* _Set exercise_
Omit every picture, then give all the entries again exactly.
-- Start Supplied records --
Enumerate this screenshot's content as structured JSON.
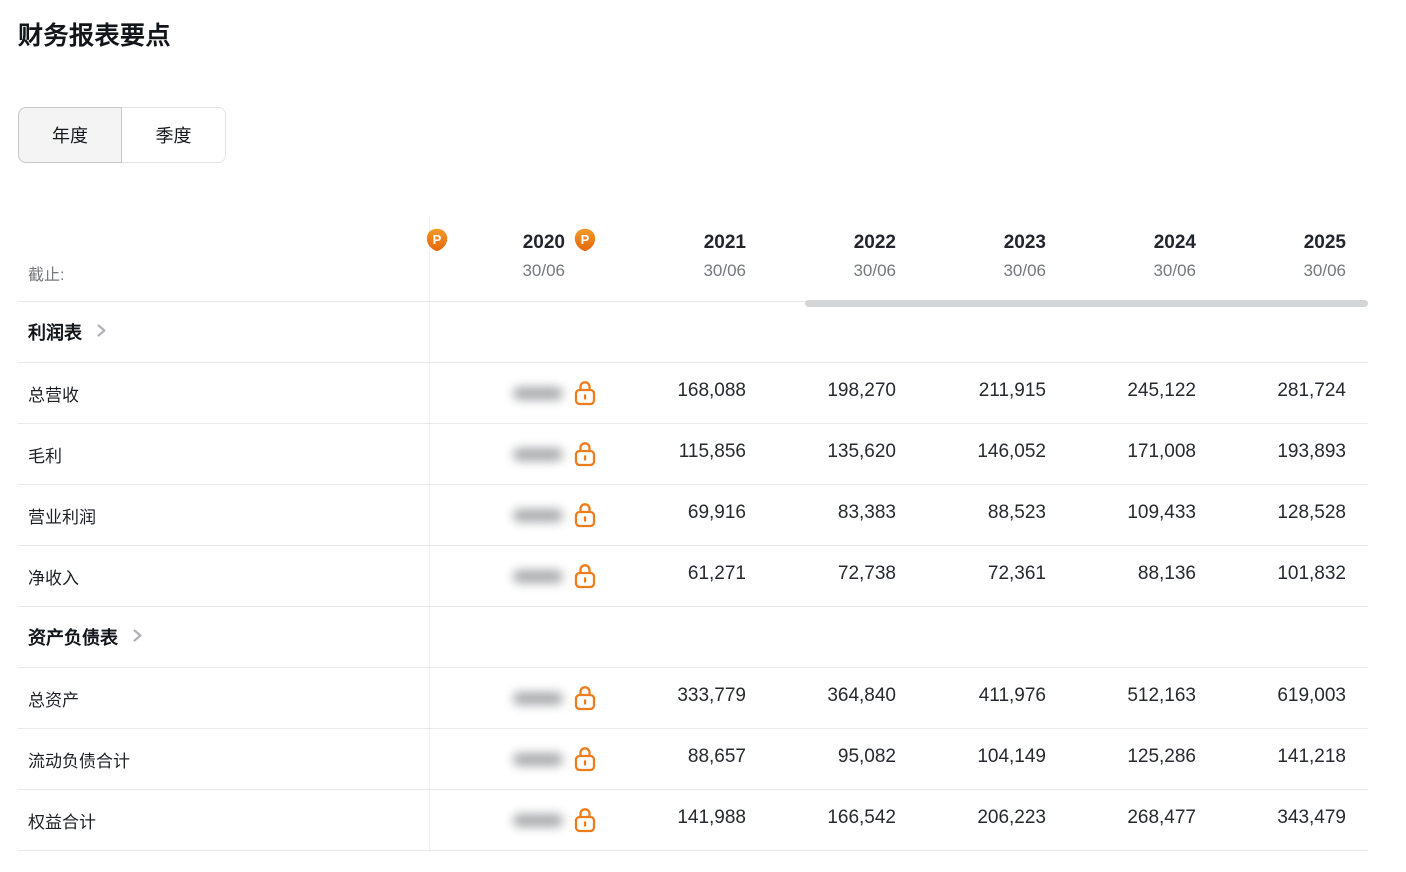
{
  "page": {
    "title": "财务报表要点"
  },
  "tabs": [
    {
      "label": "年度",
      "selected": true
    },
    {
      "label": "季度",
      "selected": false
    }
  ],
  "table": {
    "as_of_label": "截止:",
    "columns": [
      {
        "year": "",
        "date": "",
        "partial": true,
        "has_badge": true,
        "locked": true
      },
      {
        "year": "2020",
        "date": "30/06",
        "has_badge": true,
        "locked": true
      },
      {
        "year": "2021",
        "date": "30/06"
      },
      {
        "year": "2022",
        "date": "30/06"
      },
      {
        "year": "2023",
        "date": "30/06"
      },
      {
        "year": "2024",
        "date": "30/06"
      },
      {
        "year": "2025",
        "date": "30/06"
      }
    ],
    "sections": [
      {
        "label": "利润表",
        "rows": [
          {
            "label": "总营收",
            "values": [
              "168,088",
              "198,270",
              "211,915",
              "245,122",
              "281,724"
            ]
          },
          {
            "label": "毛利",
            "values": [
              "115,856",
              "135,620",
              "146,052",
              "171,008",
              "193,893"
            ]
          },
          {
            "label": "营业利润",
            "values": [
              "69,916",
              "83,383",
              "88,523",
              "109,433",
              "128,528"
            ]
          },
          {
            "label": "净收入",
            "values": [
              "61,271",
              "72,738",
              "72,361",
              "88,136",
              "101,832"
            ]
          }
        ]
      },
      {
        "label": "资产负债表",
        "rows": [
          {
            "label": "总资产",
            "values": [
              "333,779",
              "364,840",
              "411,976",
              "512,163",
              "619,003"
            ]
          },
          {
            "label": "流动负债合计",
            "values": [
              "88,657",
              "95,082",
              "104,149",
              "125,286",
              "141,218"
            ]
          },
          {
            "label": "权益合计",
            "values": [
              "141,988",
              "166,542",
              "206,223",
              "268,477",
              "343,479"
            ]
          }
        ]
      }
    ]
  },
  "icons": {
    "lock": "lock-icon",
    "pro_badge": "pro-badge-icon",
    "chevron": "chevron-right-icon"
  },
  "colors": {
    "lock_orange": "#ED7D1C",
    "badge_orange_top": "#F49B2B",
    "badge_orange_bottom": "#E4660C",
    "scrollbar_thumb": "#D4D5D7"
  }
}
-- End Supplied records --
* _Response_
Enumerate this screenshot's content as structured JSON.
{
  "page": {
    "title": "财务报表要点"
  },
  "tabs": [
    {
      "label": "年度",
      "selected": true
    },
    {
      "label": "季度",
      "selected": false
    }
  ],
  "table": {
    "as_of_label": "截止:",
    "columns": [
      {
        "year": "",
        "date": "",
        "partial": true,
        "has_badge": true,
        "locked": true
      },
      {
        "year": "2020",
        "date": "30/06",
        "has_badge": true,
        "locked": true
      },
      {
        "year": "2021",
        "date": "30/06"
      },
      {
        "year": "2022",
        "date": "30/06"
      },
      {
        "year": "2023",
        "date": "30/06"
      },
      {
        "year": "2024",
        "date": "30/06"
      },
      {
        "year": "2025",
        "date": "30/06"
      }
    ],
    "sections": [
      {
        "label": "利润表",
        "rows": [
          {
            "label": "总营收",
            "values": [
              "168,088",
              "198,270",
              "211,915",
              "245,122",
              "281,724"
            ]
          },
          {
            "label": "毛利",
            "values": [
              "115,856",
              "135,620",
              "146,052",
              "171,008",
              "193,893"
            ]
          },
          {
            "label": "营业利润",
            "values": [
              "69,916",
              "83,383",
              "88,523",
              "109,433",
              "128,528"
            ]
          },
          {
            "label": "净收入",
            "values": [
              "61,271",
              "72,738",
              "72,361",
              "88,136",
              "101,832"
            ]
          }
        ]
      },
      {
        "label": "资产负债表",
        "rows": [
          {
            "label": "总资产",
            "values": [
              "333,779",
              "364,840",
              "411,976",
              "512,163",
              "619,003"
            ]
          },
          {
            "label": "流动负债合计",
            "values": [
              "88,657",
              "95,082",
              "104,149",
              "125,286",
              "141,218"
            ]
          },
          {
            "label": "权益合计",
            "values": [
              "141,988",
              "166,542",
              "206,223",
              "268,477",
              "343,479"
            ]
          }
        ]
      }
    ]
  },
  "icons": {
    "lock": "lock-icon",
    "pro_badge": "pro-badge-icon",
    "chevron": "chevron-right-icon"
  },
  "colors": {
    "lock_orange": "#ED7D1C",
    "badge_orange_top": "#F49B2B",
    "badge_orange_bottom": "#E4660C",
    "scrollbar_thumb": "#D4D5D7"
  }
}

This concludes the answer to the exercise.